Dataset entries on figures:
# # # # #

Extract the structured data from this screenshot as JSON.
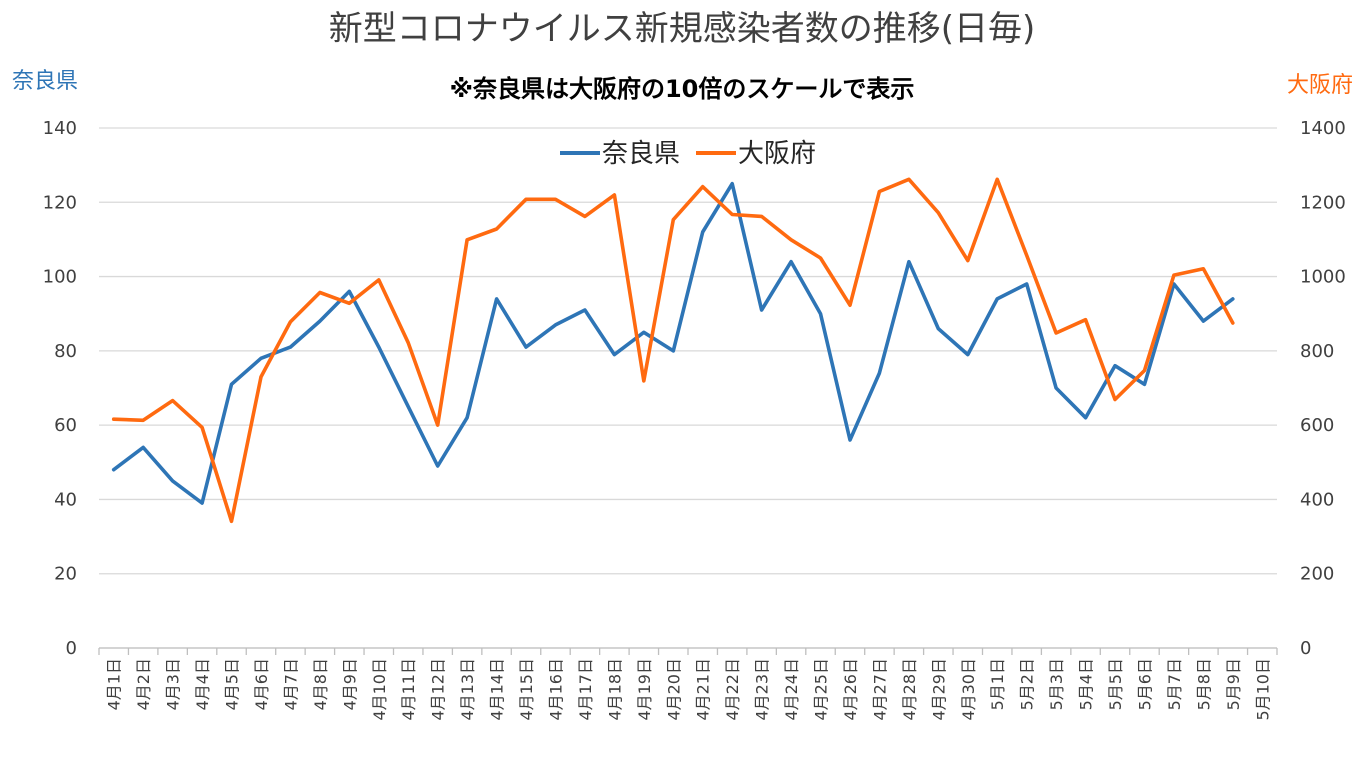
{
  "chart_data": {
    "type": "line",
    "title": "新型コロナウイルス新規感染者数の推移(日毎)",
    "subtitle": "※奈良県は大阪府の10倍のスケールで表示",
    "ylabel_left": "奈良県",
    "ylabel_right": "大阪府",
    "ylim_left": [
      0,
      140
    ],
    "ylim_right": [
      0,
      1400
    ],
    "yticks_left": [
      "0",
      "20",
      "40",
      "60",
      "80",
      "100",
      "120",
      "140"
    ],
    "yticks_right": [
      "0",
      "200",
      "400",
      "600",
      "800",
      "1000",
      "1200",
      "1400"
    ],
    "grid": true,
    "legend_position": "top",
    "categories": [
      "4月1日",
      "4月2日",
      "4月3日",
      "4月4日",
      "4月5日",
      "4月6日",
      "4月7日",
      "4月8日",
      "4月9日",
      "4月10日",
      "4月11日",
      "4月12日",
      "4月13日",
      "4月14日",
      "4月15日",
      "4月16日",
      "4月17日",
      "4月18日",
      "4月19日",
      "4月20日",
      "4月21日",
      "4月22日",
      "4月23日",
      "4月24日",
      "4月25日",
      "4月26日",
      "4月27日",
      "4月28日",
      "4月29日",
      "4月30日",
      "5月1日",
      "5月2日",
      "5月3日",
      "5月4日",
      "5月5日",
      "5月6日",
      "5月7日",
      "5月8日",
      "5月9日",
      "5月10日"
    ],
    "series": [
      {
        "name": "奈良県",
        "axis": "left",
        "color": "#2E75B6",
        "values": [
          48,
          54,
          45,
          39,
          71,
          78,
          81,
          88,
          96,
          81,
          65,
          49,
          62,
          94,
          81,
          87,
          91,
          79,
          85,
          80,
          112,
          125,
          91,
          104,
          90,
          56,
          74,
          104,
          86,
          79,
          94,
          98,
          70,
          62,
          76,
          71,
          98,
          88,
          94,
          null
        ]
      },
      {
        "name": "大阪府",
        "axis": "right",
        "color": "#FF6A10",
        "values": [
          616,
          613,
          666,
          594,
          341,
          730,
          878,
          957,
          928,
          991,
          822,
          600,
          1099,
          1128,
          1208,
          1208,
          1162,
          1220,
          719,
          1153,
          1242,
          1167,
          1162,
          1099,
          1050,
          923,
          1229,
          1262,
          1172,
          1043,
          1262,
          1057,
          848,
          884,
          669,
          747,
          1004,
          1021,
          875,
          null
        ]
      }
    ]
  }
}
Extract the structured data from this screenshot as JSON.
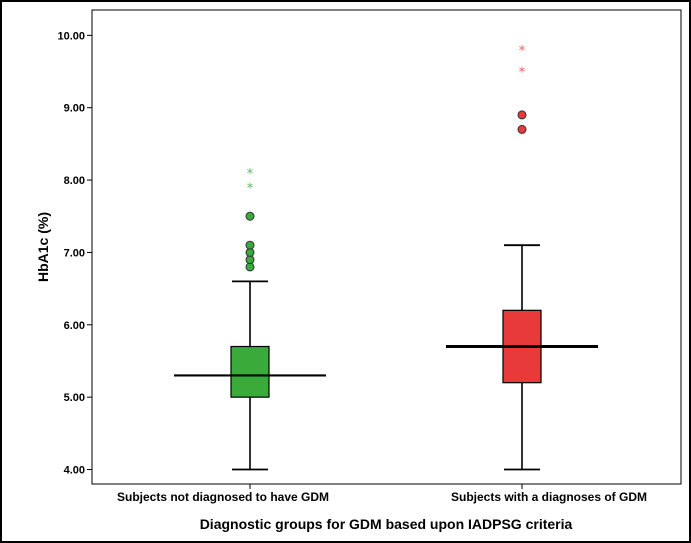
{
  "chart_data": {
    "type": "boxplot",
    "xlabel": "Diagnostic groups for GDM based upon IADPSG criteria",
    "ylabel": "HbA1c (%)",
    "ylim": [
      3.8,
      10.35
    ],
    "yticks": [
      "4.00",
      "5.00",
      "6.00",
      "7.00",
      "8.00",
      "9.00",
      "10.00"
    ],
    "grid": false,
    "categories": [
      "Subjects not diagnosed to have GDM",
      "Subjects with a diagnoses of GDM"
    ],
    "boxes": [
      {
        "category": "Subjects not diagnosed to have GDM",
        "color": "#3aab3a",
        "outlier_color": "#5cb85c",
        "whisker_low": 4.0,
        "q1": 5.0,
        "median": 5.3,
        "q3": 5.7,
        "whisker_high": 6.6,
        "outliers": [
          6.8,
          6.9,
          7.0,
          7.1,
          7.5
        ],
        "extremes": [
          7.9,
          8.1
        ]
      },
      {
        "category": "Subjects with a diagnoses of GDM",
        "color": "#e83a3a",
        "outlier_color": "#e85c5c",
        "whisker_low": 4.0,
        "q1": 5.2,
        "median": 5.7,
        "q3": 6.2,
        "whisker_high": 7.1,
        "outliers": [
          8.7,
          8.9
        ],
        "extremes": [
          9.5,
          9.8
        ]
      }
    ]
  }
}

# # # # #

AIM: Using the records given above, list every line that includes the word "have".

TASK OUTPUT:
      "Subjects not diagnosed to have GDM",
        "category": "Subjects not diagnosed to have GDM",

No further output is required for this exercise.